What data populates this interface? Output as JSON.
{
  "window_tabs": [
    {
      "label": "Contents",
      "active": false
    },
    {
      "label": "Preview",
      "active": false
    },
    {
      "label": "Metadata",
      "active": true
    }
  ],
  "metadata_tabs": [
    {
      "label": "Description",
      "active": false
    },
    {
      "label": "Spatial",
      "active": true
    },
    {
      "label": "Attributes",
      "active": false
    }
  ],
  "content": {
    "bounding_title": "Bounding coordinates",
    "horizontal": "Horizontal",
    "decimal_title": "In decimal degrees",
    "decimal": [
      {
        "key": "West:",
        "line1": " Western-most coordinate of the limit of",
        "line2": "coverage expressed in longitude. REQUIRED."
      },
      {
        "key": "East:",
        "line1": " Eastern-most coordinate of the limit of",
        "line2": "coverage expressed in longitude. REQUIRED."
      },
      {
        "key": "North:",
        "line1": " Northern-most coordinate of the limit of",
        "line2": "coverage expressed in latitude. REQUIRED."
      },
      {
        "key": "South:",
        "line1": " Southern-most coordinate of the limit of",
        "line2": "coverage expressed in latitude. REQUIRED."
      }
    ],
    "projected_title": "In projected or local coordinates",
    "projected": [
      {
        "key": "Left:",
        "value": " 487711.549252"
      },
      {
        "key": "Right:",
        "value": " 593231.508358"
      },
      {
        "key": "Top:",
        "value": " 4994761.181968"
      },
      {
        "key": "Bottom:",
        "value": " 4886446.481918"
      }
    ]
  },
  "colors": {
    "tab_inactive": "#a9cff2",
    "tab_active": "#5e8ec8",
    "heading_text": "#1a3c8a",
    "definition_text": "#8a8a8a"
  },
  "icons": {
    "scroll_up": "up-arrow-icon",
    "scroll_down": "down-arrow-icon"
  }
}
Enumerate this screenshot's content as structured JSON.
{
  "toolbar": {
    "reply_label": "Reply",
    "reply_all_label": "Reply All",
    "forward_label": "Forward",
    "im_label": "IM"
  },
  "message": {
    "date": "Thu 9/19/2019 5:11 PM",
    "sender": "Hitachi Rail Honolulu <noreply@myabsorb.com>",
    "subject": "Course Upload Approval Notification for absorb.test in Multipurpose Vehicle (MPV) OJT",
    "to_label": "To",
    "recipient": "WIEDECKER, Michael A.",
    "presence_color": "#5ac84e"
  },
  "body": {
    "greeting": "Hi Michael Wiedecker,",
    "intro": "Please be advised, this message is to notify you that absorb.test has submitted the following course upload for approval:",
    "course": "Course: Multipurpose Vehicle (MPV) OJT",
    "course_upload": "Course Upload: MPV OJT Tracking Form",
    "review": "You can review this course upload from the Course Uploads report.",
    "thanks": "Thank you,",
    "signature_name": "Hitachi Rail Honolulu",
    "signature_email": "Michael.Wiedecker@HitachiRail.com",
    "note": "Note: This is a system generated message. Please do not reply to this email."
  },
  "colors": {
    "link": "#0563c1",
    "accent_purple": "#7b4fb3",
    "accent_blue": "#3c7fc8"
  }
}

:::

=== Problem ===
Among the lines above, determine how many hold the word "Multipurpose"; report the figure alone.

=== Final result ===
2